• What the task requires
Copy the records that follow exactly as written, but not their pictures.

========================

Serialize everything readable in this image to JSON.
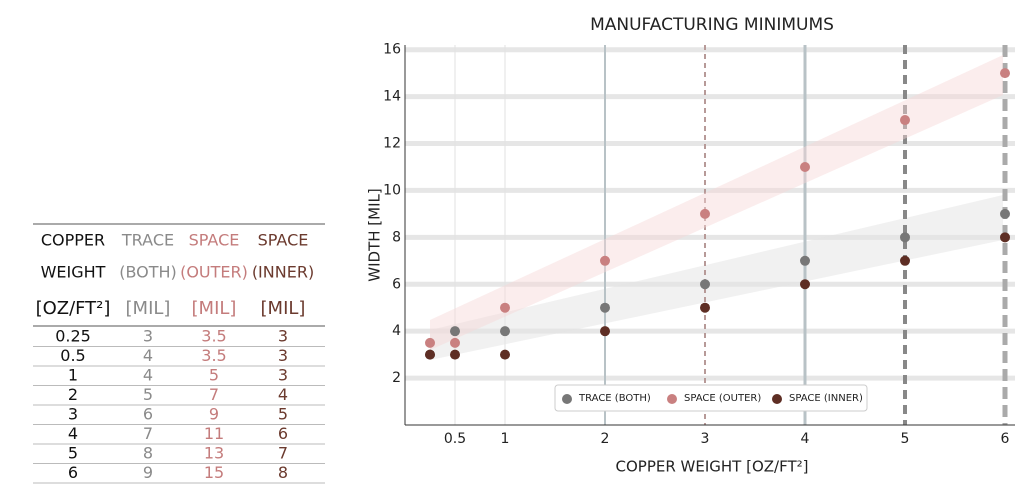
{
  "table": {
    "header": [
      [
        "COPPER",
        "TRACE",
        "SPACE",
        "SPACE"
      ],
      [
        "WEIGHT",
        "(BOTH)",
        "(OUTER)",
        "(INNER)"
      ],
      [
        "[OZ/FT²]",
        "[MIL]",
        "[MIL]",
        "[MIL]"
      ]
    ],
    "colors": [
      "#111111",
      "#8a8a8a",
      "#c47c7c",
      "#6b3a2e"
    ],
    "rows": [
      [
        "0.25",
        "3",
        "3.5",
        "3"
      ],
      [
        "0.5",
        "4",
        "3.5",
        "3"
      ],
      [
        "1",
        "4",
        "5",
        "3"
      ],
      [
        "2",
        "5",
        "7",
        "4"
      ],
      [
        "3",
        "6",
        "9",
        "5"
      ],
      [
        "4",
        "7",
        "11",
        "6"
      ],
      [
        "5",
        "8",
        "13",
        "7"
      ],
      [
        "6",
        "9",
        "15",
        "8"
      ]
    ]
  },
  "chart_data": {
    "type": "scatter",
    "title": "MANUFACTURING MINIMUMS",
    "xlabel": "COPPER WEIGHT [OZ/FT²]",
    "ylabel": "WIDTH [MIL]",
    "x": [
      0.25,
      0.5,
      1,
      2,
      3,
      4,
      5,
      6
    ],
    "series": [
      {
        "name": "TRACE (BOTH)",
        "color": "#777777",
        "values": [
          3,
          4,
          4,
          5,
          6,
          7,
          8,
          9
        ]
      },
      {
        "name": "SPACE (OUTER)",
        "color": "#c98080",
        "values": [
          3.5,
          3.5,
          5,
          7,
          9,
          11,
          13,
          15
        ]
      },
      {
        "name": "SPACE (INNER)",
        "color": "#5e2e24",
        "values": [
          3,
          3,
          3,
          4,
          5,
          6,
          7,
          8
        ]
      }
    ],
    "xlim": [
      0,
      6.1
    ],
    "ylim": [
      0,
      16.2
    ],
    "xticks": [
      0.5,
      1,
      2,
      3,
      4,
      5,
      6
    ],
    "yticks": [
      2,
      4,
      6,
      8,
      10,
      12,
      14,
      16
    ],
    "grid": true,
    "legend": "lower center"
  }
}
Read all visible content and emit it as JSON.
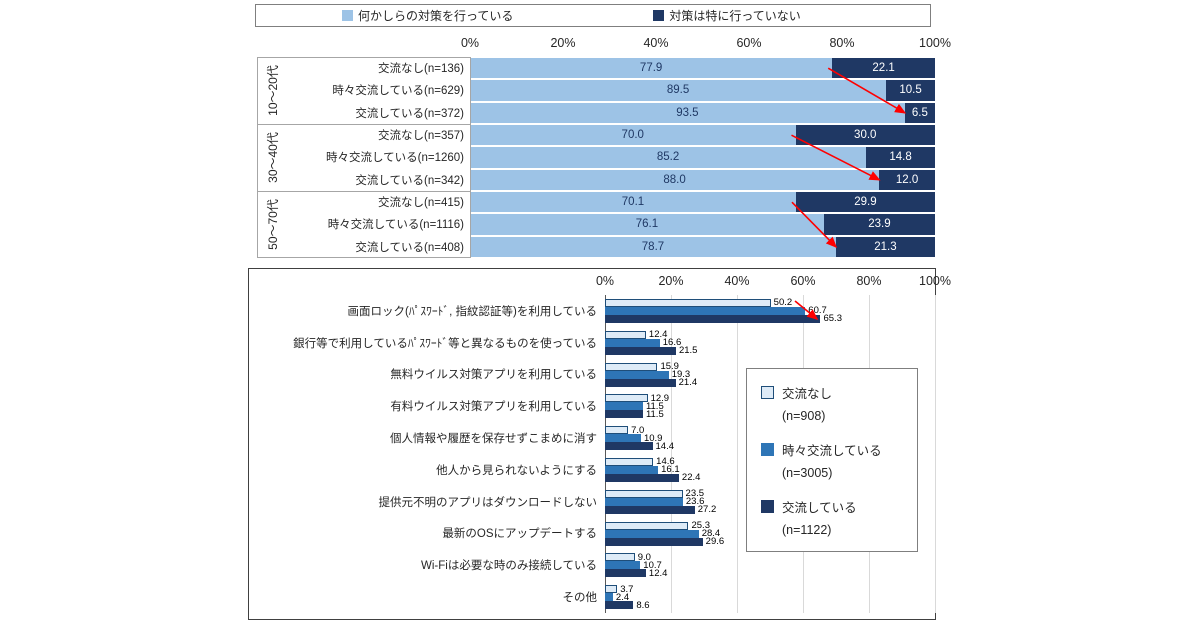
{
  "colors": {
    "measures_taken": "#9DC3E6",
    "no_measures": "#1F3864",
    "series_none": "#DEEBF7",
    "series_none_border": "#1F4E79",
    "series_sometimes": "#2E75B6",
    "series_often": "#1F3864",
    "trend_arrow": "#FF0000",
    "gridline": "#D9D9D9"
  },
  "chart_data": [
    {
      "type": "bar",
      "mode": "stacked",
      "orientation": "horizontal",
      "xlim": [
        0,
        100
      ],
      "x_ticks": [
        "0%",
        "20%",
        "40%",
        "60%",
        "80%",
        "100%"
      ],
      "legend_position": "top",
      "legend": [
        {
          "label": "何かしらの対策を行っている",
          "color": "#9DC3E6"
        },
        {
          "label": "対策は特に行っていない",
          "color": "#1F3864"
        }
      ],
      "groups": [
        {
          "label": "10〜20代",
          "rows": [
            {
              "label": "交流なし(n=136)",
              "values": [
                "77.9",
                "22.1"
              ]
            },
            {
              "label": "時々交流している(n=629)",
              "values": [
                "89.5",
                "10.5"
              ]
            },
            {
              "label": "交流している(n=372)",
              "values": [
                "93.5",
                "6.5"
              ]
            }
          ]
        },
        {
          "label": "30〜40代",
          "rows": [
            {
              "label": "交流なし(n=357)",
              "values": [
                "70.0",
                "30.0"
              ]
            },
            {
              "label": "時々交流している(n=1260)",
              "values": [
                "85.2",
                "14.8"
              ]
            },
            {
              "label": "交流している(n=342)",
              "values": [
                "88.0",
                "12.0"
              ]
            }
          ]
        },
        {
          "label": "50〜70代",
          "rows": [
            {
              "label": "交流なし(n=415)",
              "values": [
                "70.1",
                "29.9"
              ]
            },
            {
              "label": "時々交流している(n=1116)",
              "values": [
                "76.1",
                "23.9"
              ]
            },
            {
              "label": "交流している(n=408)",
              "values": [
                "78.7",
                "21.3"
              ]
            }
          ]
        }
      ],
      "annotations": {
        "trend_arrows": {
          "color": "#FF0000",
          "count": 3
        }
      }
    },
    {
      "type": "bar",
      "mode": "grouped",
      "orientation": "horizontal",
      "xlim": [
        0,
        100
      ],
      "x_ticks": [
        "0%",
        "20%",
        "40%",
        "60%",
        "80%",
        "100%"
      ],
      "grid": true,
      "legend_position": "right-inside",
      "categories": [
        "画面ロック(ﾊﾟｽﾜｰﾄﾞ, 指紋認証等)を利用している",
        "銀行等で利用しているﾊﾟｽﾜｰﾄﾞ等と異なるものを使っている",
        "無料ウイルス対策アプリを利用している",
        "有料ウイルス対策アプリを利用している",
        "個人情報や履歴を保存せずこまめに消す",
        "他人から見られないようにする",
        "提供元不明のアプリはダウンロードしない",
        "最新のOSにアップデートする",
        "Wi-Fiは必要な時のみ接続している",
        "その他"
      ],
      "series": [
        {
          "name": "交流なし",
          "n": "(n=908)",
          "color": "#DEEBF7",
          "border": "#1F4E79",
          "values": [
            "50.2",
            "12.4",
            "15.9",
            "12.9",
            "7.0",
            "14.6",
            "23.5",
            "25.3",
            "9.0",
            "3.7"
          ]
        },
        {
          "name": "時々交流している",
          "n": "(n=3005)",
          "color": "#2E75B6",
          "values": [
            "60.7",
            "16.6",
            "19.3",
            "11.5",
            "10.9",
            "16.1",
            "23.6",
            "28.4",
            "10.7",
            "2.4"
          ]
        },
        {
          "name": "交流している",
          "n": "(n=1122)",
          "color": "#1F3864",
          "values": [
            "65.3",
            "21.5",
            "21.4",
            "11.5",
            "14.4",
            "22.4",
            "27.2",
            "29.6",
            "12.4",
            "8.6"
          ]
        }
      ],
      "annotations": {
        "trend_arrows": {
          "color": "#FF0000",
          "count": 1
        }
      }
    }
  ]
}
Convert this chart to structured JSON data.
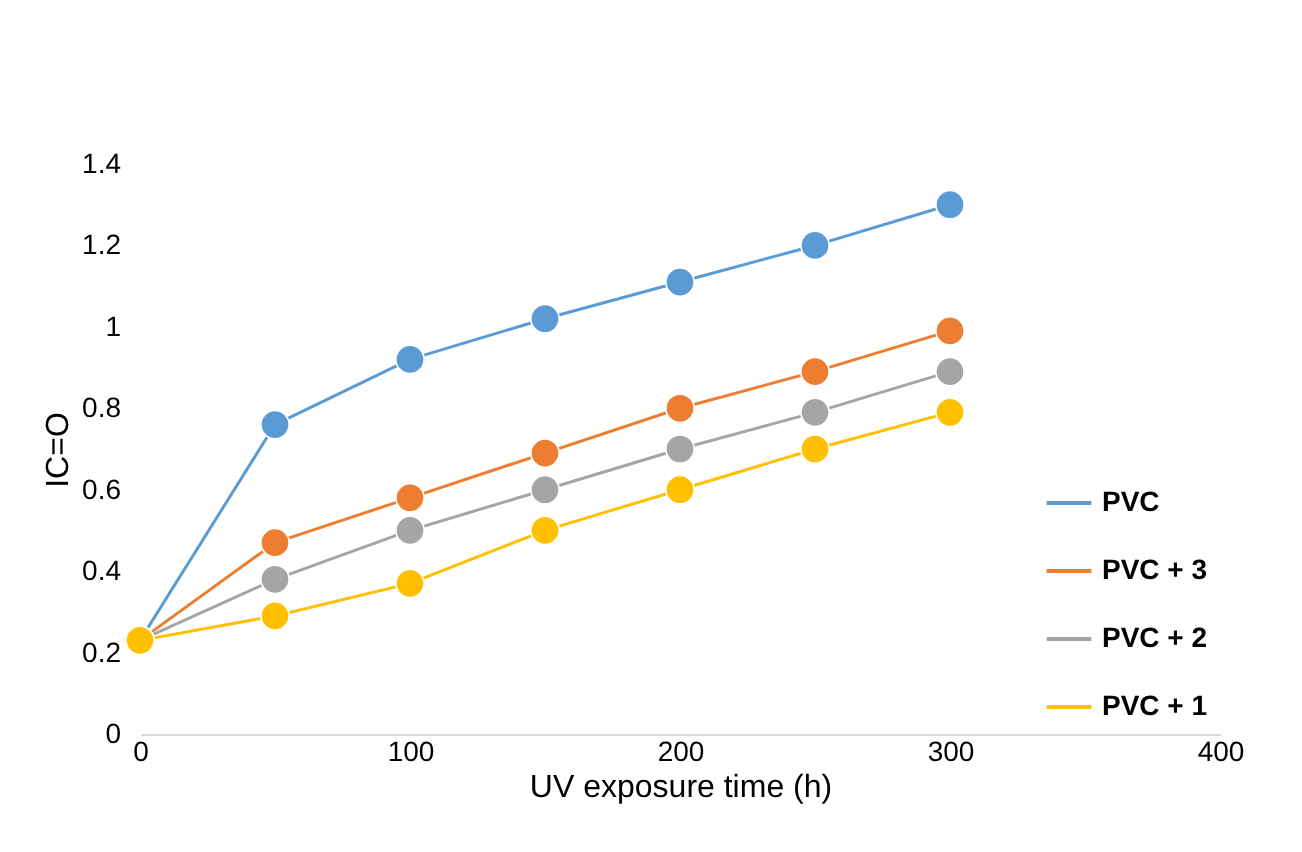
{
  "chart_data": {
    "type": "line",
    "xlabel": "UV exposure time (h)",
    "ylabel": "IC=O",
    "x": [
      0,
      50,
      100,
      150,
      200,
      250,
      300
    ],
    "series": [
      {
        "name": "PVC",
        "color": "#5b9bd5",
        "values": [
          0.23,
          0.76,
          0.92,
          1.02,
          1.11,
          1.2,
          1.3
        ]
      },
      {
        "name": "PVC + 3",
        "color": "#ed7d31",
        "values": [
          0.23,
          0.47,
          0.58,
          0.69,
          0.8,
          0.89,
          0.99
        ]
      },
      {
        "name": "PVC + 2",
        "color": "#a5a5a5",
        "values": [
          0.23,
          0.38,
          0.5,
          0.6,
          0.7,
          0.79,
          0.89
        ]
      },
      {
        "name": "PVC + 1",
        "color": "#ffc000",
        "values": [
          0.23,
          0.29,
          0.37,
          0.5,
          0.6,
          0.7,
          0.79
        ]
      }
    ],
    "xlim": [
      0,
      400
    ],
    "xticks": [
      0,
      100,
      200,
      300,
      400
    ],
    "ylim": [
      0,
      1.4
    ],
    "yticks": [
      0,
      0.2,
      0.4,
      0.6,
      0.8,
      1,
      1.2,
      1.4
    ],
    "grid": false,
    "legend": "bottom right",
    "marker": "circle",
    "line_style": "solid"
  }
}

========================

• Exercise result
Serialize everything readable in this image to JSON.
{
  "table": {
    "header": [
      [
        "COPPER",
        "TRACE",
        "SPACE",
        "SPACE"
      ],
      [
        "WEIGHT",
        "(BOTH)",
        "(OUTER)",
        "(INNER)"
      ],
      [
        "[OZ/FT²]",
        "[MIL]",
        "[MIL]",
        "[MIL]"
      ]
    ],
    "colors": [
      "#111111",
      "#8a8a8a",
      "#c47c7c",
      "#6b3a2e"
    ],
    "rows": [
      [
        "0.25",
        "3",
        "3.5",
        "3"
      ],
      [
        "0.5",
        "4",
        "3.5",
        "3"
      ],
      [
        "1",
        "4",
        "5",
        "3"
      ],
      [
        "2",
        "5",
        "7",
        "4"
      ],
      [
        "3",
        "6",
        "9",
        "5"
      ],
      [
        "4",
        "7",
        "11",
        "6"
      ],
      [
        "5",
        "8",
        "13",
        "7"
      ],
      [
        "6",
        "9",
        "15",
        "8"
      ]
    ]
  },
  "chart_data": {
    "type": "scatter",
    "title": "MANUFACTURING MINIMUMS",
    "xlabel": "COPPER WEIGHT [OZ/FT²]",
    "ylabel": "WIDTH [MIL]",
    "x": [
      0.25,
      0.5,
      1,
      2,
      3,
      4,
      5,
      6
    ],
    "series": [
      {
        "name": "TRACE (BOTH)",
        "color": "#777777",
        "values": [
          3,
          4,
          4,
          5,
          6,
          7,
          8,
          9
        ]
      },
      {
        "name": "SPACE (OUTER)",
        "color": "#c98080",
        "values": [
          3.5,
          3.5,
          5,
          7,
          9,
          11,
          13,
          15
        ]
      },
      {
        "name": "SPACE (INNER)",
        "color": "#5e2e24",
        "values": [
          3,
          3,
          3,
          4,
          5,
          6,
          7,
          8
        ]
      }
    ],
    "xlim": [
      0,
      6.1
    ],
    "ylim": [
      0,
      16.2
    ],
    "xticks": [
      0.5,
      1,
      2,
      3,
      4,
      5,
      6
    ],
    "yticks": [
      2,
      4,
      6,
      8,
      10,
      12,
      14,
      16
    ],
    "grid": true,
    "legend": "lower center"
  }
}
Read all visible content and emit it as JSON.
{
  "colors": {
    "measures_taken": "#9DC3E6",
    "no_measures": "#1F3864",
    "series_none": "#DEEBF7",
    "series_none_border": "#1F4E79",
    "series_sometimes": "#2E75B6",
    "series_often": "#1F3864",
    "trend_arrow": "#FF0000",
    "gridline": "#D9D9D9"
  },
  "chart_data": [
    {
      "type": "bar",
      "mode": "stacked",
      "orientation": "horizontal",
      "xlim": [
        0,
        100
      ],
      "x_ticks": [
        "0%",
        "20%",
        "40%",
        "60%",
        "80%",
        "100%"
      ],
      "legend_position": "top",
      "legend": [
        {
          "label": "何かしらの対策を行っている",
          "color": "#9DC3E6"
        },
        {
          "label": "対策は特に行っていない",
          "color": "#1F3864"
        }
      ],
      "groups": [
        {
          "label": "10〜20代",
          "rows": [
            {
              "label": "交流なし(n=136)",
              "values": [
                "77.9",
                "22.1"
              ]
            },
            {
              "label": "時々交流している(n=629)",
              "values": [
                "89.5",
                "10.5"
              ]
            },
            {
              "label": "交流している(n=372)",
              "values": [
                "93.5",
                "6.5"
              ]
            }
          ]
        },
        {
          "label": "30〜40代",
          "rows": [
            {
              "label": "交流なし(n=357)",
              "values": [
                "70.0",
                "30.0"
              ]
            },
            {
              "label": "時々交流している(n=1260)",
              "values": [
                "85.2",
                "14.8"
              ]
            },
            {
              "label": "交流している(n=342)",
              "values": [
                "88.0",
                "12.0"
              ]
            }
          ]
        },
        {
          "label": "50〜70代",
          "rows": [
            {
              "label": "交流なし(n=415)",
              "values": [
                "70.1",
                "29.9"
              ]
            },
            {
              "label": "時々交流している(n=1116)",
              "values": [
                "76.1",
                "23.9"
              ]
            },
            {
              "label": "交流している(n=408)",
              "values": [
                "78.7",
                "21.3"
              ]
            }
          ]
        }
      ],
      "annotations": {
        "trend_arrows": {
          "color": "#FF0000",
          "count": 3
        }
      }
    },
    {
      "type": "bar",
      "mode": "grouped",
      "orientation": "horizontal",
      "xlim": [
        0,
        100
      ],
      "x_ticks": [
        "0%",
        "20%",
        "40%",
        "60%",
        "80%",
        "100%"
      ],
      "grid": true,
      "legend_position": "right-inside",
      "categories": [
        "画面ロック(ﾊﾟｽﾜｰﾄﾞ, 指紋認証等)を利用している",
        "銀行等で利用しているﾊﾟｽﾜｰﾄﾞ等と異なるものを使っている",
        "無料ウイルス対策アプリを利用している",
        "有料ウイルス対策アプリを利用している",
        "個人情報や履歴を保存せずこまめに消す",
        "他人から見られないようにする",
        "提供元不明のアプリはダウンロードしない",
        "最新のOSにアップデートする",
        "Wi-Fiは必要な時のみ接続している",
        "その他"
      ],
      "series": [
        {
          "name": "交流なし",
          "n": "(n=908)",
          "color": "#DEEBF7",
          "border": "#1F4E79",
          "values": [
            "50.2",
            "12.4",
            "15.9",
            "12.9",
            "7.0",
            "14.6",
            "23.5",
            "25.3",
            "9.0",
            "3.7"
          ]
        },
        {
          "name": "時々交流している",
          "n": "(n=3005)",
          "color": "#2E75B6",
          "values": [
            "60.7",
            "16.6",
            "19.3",
            "11.5",
            "10.9",
            "16.1",
            "23.6",
            "28.4",
            "10.7",
            "2.4"
          ]
        },
        {
          "name": "交流している",
          "n": "(n=1122)",
          "color": "#1F3864",
          "values": [
            "65.3",
            "21.5",
            "21.4",
            "11.5",
            "14.4",
            "22.4",
            "27.2",
            "29.6",
            "12.4",
            "8.6"
          ]
        }
      ],
      "annotations": {
        "trend_arrows": {
          "color": "#FF0000",
          "count": 1
        }
      }
    }
  ]
}
Convert this chart to structured JSON data.
{
  "chart_data": {
    "type": "line",
    "xlabel": "UV exposure time (h)",
    "ylabel": "IC=O",
    "x": [
      0,
      50,
      100,
      150,
      200,
      250,
      300
    ],
    "series": [
      {
        "name": "PVC",
        "color": "#5b9bd5",
        "values": [
          0.23,
          0.76,
          0.92,
          1.02,
          1.11,
          1.2,
          1.3
        ]
      },
      {
        "name": "PVC + 3",
        "color": "#ed7d31",
        "values": [
          0.23,
          0.47,
          0.58,
          0.69,
          0.8,
          0.89,
          0.99
        ]
      },
      {
        "name": "PVC + 2",
        "color": "#a5a5a5",
        "values": [
          0.23,
          0.38,
          0.5,
          0.6,
          0.7,
          0.79,
          0.89
        ]
      },
      {
        "name": "PVC + 1",
        "color": "#ffc000",
        "values": [
          0.23,
          0.29,
          0.37,
          0.5,
          0.6,
          0.7,
          0.79
        ]
      }
    ],
    "xlim": [
      0,
      400
    ],
    "xticks": [
      0,
      100,
      200,
      300,
      400
    ],
    "ylim": [
      0,
      1.4
    ],
    "yticks": [
      0,
      0.2,
      0.4,
      0.6,
      0.8,
      1,
      1.2,
      1.4
    ],
    "grid": false,
    "legend": "bottom right",
    "marker": "circle",
    "line_style": "solid"
  }
}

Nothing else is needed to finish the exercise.